- _EXERCISE TASK_
Every entry here needs to be repeated exactly.
┌────────
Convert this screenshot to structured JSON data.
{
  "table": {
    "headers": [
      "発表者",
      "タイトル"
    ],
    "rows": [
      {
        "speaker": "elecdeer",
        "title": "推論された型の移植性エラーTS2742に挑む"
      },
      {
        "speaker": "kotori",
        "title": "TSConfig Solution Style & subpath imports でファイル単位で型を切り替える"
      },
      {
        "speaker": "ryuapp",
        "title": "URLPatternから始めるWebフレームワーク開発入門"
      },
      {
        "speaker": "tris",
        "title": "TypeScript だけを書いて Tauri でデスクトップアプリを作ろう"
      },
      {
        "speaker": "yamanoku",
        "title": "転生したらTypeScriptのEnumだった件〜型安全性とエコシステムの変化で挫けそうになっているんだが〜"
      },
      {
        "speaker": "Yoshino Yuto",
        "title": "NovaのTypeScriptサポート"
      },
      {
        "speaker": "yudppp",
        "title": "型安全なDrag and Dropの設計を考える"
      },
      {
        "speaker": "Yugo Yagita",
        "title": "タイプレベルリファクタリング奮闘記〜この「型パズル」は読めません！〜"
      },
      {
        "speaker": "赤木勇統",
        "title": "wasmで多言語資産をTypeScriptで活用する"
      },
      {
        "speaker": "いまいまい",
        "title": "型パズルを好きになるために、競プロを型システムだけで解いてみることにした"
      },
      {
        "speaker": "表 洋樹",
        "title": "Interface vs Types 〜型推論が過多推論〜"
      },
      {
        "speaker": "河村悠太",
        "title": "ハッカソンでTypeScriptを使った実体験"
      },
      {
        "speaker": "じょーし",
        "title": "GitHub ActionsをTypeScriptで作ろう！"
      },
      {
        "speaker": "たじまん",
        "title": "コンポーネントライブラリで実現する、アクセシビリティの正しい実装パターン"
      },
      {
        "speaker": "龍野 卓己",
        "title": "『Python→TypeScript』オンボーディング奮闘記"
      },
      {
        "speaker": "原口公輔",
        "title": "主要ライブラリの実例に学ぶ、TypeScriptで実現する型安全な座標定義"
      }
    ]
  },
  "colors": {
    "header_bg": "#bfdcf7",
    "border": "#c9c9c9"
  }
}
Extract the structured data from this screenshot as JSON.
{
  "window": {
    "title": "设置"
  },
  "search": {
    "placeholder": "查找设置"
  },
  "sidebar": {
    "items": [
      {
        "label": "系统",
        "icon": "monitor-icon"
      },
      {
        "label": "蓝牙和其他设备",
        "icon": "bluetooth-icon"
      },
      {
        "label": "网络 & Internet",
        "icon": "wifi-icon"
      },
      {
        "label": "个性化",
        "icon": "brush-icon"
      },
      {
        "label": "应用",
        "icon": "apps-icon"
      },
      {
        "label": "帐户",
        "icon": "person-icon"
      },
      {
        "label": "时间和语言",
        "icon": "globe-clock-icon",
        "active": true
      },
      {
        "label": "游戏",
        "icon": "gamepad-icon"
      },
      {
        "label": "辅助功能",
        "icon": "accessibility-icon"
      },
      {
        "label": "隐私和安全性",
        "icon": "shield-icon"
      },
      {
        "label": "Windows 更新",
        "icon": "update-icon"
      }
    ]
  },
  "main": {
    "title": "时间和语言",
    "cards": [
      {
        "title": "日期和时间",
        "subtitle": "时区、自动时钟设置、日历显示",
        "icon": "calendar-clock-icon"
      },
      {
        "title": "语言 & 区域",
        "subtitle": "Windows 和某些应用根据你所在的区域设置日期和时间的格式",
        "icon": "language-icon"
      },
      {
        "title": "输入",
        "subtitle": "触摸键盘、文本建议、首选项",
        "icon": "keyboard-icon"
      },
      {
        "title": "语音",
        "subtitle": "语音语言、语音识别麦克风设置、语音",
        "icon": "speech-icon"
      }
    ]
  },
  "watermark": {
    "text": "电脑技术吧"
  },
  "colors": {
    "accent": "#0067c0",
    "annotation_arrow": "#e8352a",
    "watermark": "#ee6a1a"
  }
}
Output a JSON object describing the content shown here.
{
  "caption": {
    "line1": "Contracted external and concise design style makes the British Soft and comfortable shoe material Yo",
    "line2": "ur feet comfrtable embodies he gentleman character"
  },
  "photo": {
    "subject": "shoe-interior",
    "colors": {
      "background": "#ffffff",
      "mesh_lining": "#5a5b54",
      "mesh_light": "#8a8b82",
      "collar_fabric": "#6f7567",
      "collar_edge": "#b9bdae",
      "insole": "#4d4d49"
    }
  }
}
└────────
- _RESPONSE TO THIS EXERCISE_
Convert this screenshot to structured JSON data.
{
  "table": {
    "headers": [
      "発表者",
      "タイトル"
    ],
    "rows": [
      {
        "speaker": "elecdeer",
        "title": "推論された型の移植性エラーTS2742に挑む"
      },
      {
        "speaker": "kotori",
        "title": "TSConfig Solution Style & subpath imports でファイル単位で型を切り替える"
      },
      {
        "speaker": "ryuapp",
        "title": "URLPatternから始めるWebフレームワーク開発入門"
      },
      {
        "speaker": "tris",
        "title": "TypeScript だけを書いて Tauri でデスクトップアプリを作ろう"
      },
      {
        "speaker": "yamanoku",
        "title": "転生したらTypeScriptのEnumだった件〜型安全性とエコシステムの変化で挫けそうになっているんだが〜"
      },
      {
        "speaker": "Yoshino Yuto",
        "title": "NovaのTypeScriptサポート"
      },
      {
        "speaker": "yudppp",
        "title": "型安全なDrag and Dropの設計を考える"
      },
      {
        "speaker": "Yugo Yagita",
        "title": "タイプレベルリファクタリング奮闘記〜この「型パズル」は読めません！〜"
      },
      {
        "speaker": "赤木勇統",
        "title": "wasmで多言語資産をTypeScriptで活用する"
      },
      {
        "speaker": "いまいまい",
        "title": "型パズルを好きになるために、競プロを型システムだけで解いてみることにした"
      },
      {
        "speaker": "表 洋樹",
        "title": "Interface vs Types 〜型推論が過多推論〜"
      },
      {
        "speaker": "河村悠太",
        "title": "ハッカソンでTypeScriptを使った実体験"
      },
      {
        "speaker": "じょーし",
        "title": "GitHub ActionsをTypeScriptで作ろう！"
      },
      {
        "speaker": "たじまん",
        "title": "コンポーネントライブラリで実現する、アクセシビリティの正しい実装パターン"
      },
      {
        "speaker": "龍野 卓己",
        "title": "『Python→TypeScript』オンボーディング奮闘記"
      },
      {
        "speaker": "原口公輔",
        "title": "主要ライブラリの実例に学ぶ、TypeScriptで実現する型安全な座標定義"
      }
    ]
  },
  "colors": {
    "header_bg": "#bfdcf7",
    "border": "#c9c9c9"
  }
}
Extract the structured data from this screenshot as JSON.
{
  "window": {
    "title": "设置"
  },
  "search": {
    "placeholder": "查找设置"
  },
  "sidebar": {
    "items": [
      {
        "label": "系统",
        "icon": "monitor-icon"
      },
      {
        "label": "蓝牙和其他设备",
        "icon": "bluetooth-icon"
      },
      {
        "label": "网络 & Internet",
        "icon": "wifi-icon"
      },
      {
        "label": "个性化",
        "icon": "brush-icon"
      },
      {
        "label": "应用",
        "icon": "apps-icon"
      },
      {
        "label": "帐户",
        "icon": "person-icon"
      },
      {
        "label": "时间和语言",
        "icon": "globe-clock-icon",
        "active": true
      },
      {
        "label": "游戏",
        "icon": "gamepad-icon"
      },
      {
        "label": "辅助功能",
        "icon": "accessibility-icon"
      },
      {
        "label": "隐私和安全性",
        "icon": "shield-icon"
      },
      {
        "label": "Windows 更新",
        "icon": "update-icon"
      }
    ]
  },
  "main": {
    "title": "时间和语言",
    "cards": [
      {
        "title": "日期和时间",
        "subtitle": "时区、自动时钟设置、日历显示",
        "icon": "calendar-clock-icon"
      },
      {
        "title": "语言 & 区域",
        "subtitle": "Windows 和某些应用根据你所在的区域设置日期和时间的格式",
        "icon": "language-icon"
      },
      {
        "title": "输入",
        "subtitle": "触摸键盘、文本建议、首选项",
        "icon": "keyboard-icon"
      },
      {
        "title": "语音",
        "subtitle": "语音语言、语音识别麦克风设置、语音",
        "icon": "speech-icon"
      }
    ]
  },
  "watermark": {
    "text": "电脑技术吧"
  },
  "colors": {
    "accent": "#0067c0",
    "annotation_arrow": "#e8352a",
    "watermark": "#ee6a1a"
  }
}
Output a JSON object describing the content shown here.
{
  "caption": {
    "line1": "Contracted external and concise design style makes the British Soft and comfortable shoe material Yo",
    "line2": "ur feet comfrtable embodies he gentleman character"
  },
  "photo": {
    "subject": "shoe-interior",
    "colors": {
      "background": "#ffffff",
      "mesh_lining": "#5a5b54",
      "mesh_light": "#8a8b82",
      "collar_fabric": "#6f7567",
      "collar_edge": "#b9bdae",
      "insole": "#4d4d49"
    }
  }
}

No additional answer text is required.